**Problem to work on**
Exclude the pictures and reproduce the remaining data exactly as written.

═════ Record extracts ═════

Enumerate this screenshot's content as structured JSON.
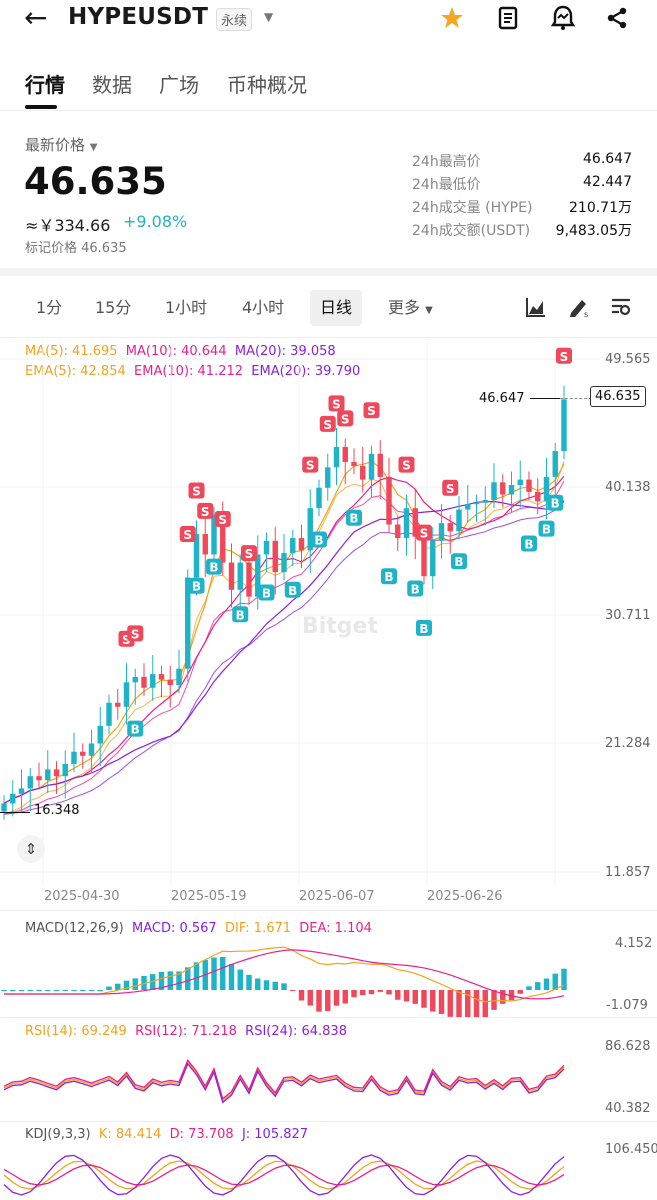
{
  "header": {
    "back_icon": "arrow-left-icon",
    "symbol": "HYPEUSDT",
    "contract_tag": "永续"
  },
  "tabs": [
    "行情",
    "数据",
    "广场",
    "币种概况"
  ],
  "price": {
    "label": "最新价格",
    "last": "46.635",
    "cny": "≈￥334.66",
    "change": "+9.08%",
    "mark": "标记价格 46.635"
  },
  "stats": [
    {
      "k": "24h最高价",
      "v": "46.647"
    },
    {
      "k": "24h最低价",
      "v": "42.447"
    },
    {
      "k": "24h成交量 (HYPE)",
      "v": "210.71万"
    },
    {
      "k": "24h成交额(USDT)",
      "v": "9,483.05万"
    }
  ],
  "timeframes": {
    "m1": "1分",
    "m15": "15分",
    "h1": "1小时",
    "h4": "4小时",
    "d1": "日线",
    "more": "更多"
  },
  "ma_line": {
    "ma5": "MA(5): 41.695",
    "ma10": "MA(10): 40.644",
    "ma20": "MA(20): 39.058"
  },
  "ema_line": {
    "ema5": "EMA(5): 42.854",
    "ema10": "EMA(10): 41.212",
    "ema20": "EMA(20): 39.790"
  },
  "watermark": "Bitget",
  "colors": {
    "up": "#1fb3c7",
    "down": "#f0485a",
    "accent": "#f5a623",
    "ma5": "#f2a21b",
    "ma10": "#e8208e",
    "ma20": "#8b21e0"
  },
  "chart_data": {
    "type": "candlestick",
    "title": "HYPEUSDT 日线",
    "price_axis": [
      "49.565",
      "40.138",
      "30.711",
      "21.284",
      "11.857"
    ],
    "ylim": [
      11.857,
      49.565
    ],
    "dates": [
      "2025-04-30",
      "2025-05-19",
      "2025-06-07",
      "2025-06-26"
    ],
    "high_label": "46.647",
    "low_label": "16.348",
    "last_label": "46.635",
    "closes": [
      16.9,
      17.6,
      18.0,
      18.9,
      18.6,
      19.4,
      18.9,
      19.8,
      20.7,
      20.4,
      21.3,
      22.6,
      24.3,
      24.0,
      25.8,
      26.2,
      25.4,
      26.4,
      26.0,
      25.6,
      26.8,
      33.5,
      36.7,
      35.2,
      38.1,
      34.6,
      32.6,
      34.6,
      32.1,
      35.2,
      36.2,
      33.9,
      35.3,
      36.4,
      35.5,
      38.6,
      40.1,
      41.6,
      43.1,
      42.0,
      41.7,
      40.7,
      42.6,
      40.9,
      37.4,
      36.4,
      38.6,
      36.5,
      33.6,
      36.2,
      37.5,
      36.9,
      38.5,
      38.9,
      39.0,
      39.2,
      40.5,
      39.6,
      40.3,
      40.7,
      39.8,
      39.1,
      40.9,
      42.8,
      46.6
    ]
  },
  "macd": {
    "label": "MACD(12,26,9)",
    "macd": "MACD: 0.567",
    "dif": "DIF: 1.671",
    "dea": "DEA: 1.104",
    "axis_top": "4.152",
    "axis_bottom": "-1.079"
  },
  "rsi": {
    "r14": "RSI(14): 69.249",
    "r12": "RSI(12): 71.218",
    "r24": "RSI(24): 64.838",
    "axis_top": "86.628",
    "axis_bottom": "40.382"
  },
  "kdj": {
    "label": "KDJ(9,3,3)",
    "k": "K: 84.414",
    "d": "D: 73.708",
    "j": "J: 105.827",
    "axis_top": "106.450"
  }
}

═════

**The completed task**
Enumerate this screenshot's content as structured JSON.
{
  "header": {
    "back_icon": "arrow-left-icon",
    "symbol": "HYPEUSDT",
    "contract_tag": "永续"
  },
  "tabs": [
    "行情",
    "数据",
    "广场",
    "币种概况"
  ],
  "price": {
    "label": "最新价格",
    "last": "46.635",
    "cny": "≈￥334.66",
    "change": "+9.08%",
    "mark": "标记价格 46.635"
  },
  "stats": [
    {
      "k": "24h最高价",
      "v": "46.647"
    },
    {
      "k": "24h最低价",
      "v": "42.447"
    },
    {
      "k": "24h成交量 (HYPE)",
      "v": "210.71万"
    },
    {
      "k": "24h成交额(USDT)",
      "v": "9,483.05万"
    }
  ],
  "timeframes": {
    "m1": "1分",
    "m15": "15分",
    "h1": "1小时",
    "h4": "4小时",
    "d1": "日线",
    "more": "更多"
  },
  "ma_line": {
    "ma5": "MA(5): 41.695",
    "ma10": "MA(10): 40.644",
    "ma20": "MA(20): 39.058"
  },
  "ema_line": {
    "ema5": "EMA(5): 42.854",
    "ema10": "EMA(10): 41.212",
    "ema20": "EMA(20): 39.790"
  },
  "watermark": "Bitget",
  "colors": {
    "up": "#1fb3c7",
    "down": "#f0485a",
    "accent": "#f5a623",
    "ma5": "#f2a21b",
    "ma10": "#e8208e",
    "ma20": "#8b21e0"
  },
  "chart_data": {
    "type": "candlestick",
    "title": "HYPEUSDT 日线",
    "price_axis": [
      "49.565",
      "40.138",
      "30.711",
      "21.284",
      "11.857"
    ],
    "ylim": [
      11.857,
      49.565
    ],
    "dates": [
      "2025-04-30",
      "2025-05-19",
      "2025-06-07",
      "2025-06-26"
    ],
    "high_label": "46.647",
    "low_label": "16.348",
    "last_label": "46.635",
    "closes": [
      16.9,
      17.6,
      18.0,
      18.9,
      18.6,
      19.4,
      18.9,
      19.8,
      20.7,
      20.4,
      21.3,
      22.6,
      24.3,
      24.0,
      25.8,
      26.2,
      25.4,
      26.4,
      26.0,
      25.6,
      26.8,
      33.5,
      36.7,
      35.2,
      38.1,
      34.6,
      32.6,
      34.6,
      32.1,
      35.2,
      36.2,
      33.9,
      35.3,
      36.4,
      35.5,
      38.6,
      40.1,
      41.6,
      43.1,
      42.0,
      41.7,
      40.7,
      42.6,
      40.9,
      37.4,
      36.4,
      38.6,
      36.5,
      33.6,
      36.2,
      37.5,
      36.9,
      38.5,
      38.9,
      39.0,
      39.2,
      40.5,
      39.6,
      40.3,
      40.7,
      39.8,
      39.1,
      40.9,
      42.8,
      46.6
    ]
  },
  "macd": {
    "label": "MACD(12,26,9)",
    "macd": "MACD: 0.567",
    "dif": "DIF: 1.671",
    "dea": "DEA: 1.104",
    "axis_top": "4.152",
    "axis_bottom": "-1.079"
  },
  "rsi": {
    "r14": "RSI(14): 69.249",
    "r12": "RSI(12): 71.218",
    "r24": "RSI(24): 64.838",
    "axis_top": "86.628",
    "axis_bottom": "40.382"
  },
  "kdj": {
    "label": "KDJ(9,3,3)",
    "k": "K: 84.414",
    "d": "D: 73.708",
    "j": "J: 105.827",
    "axis_top": "106.450"
  }
}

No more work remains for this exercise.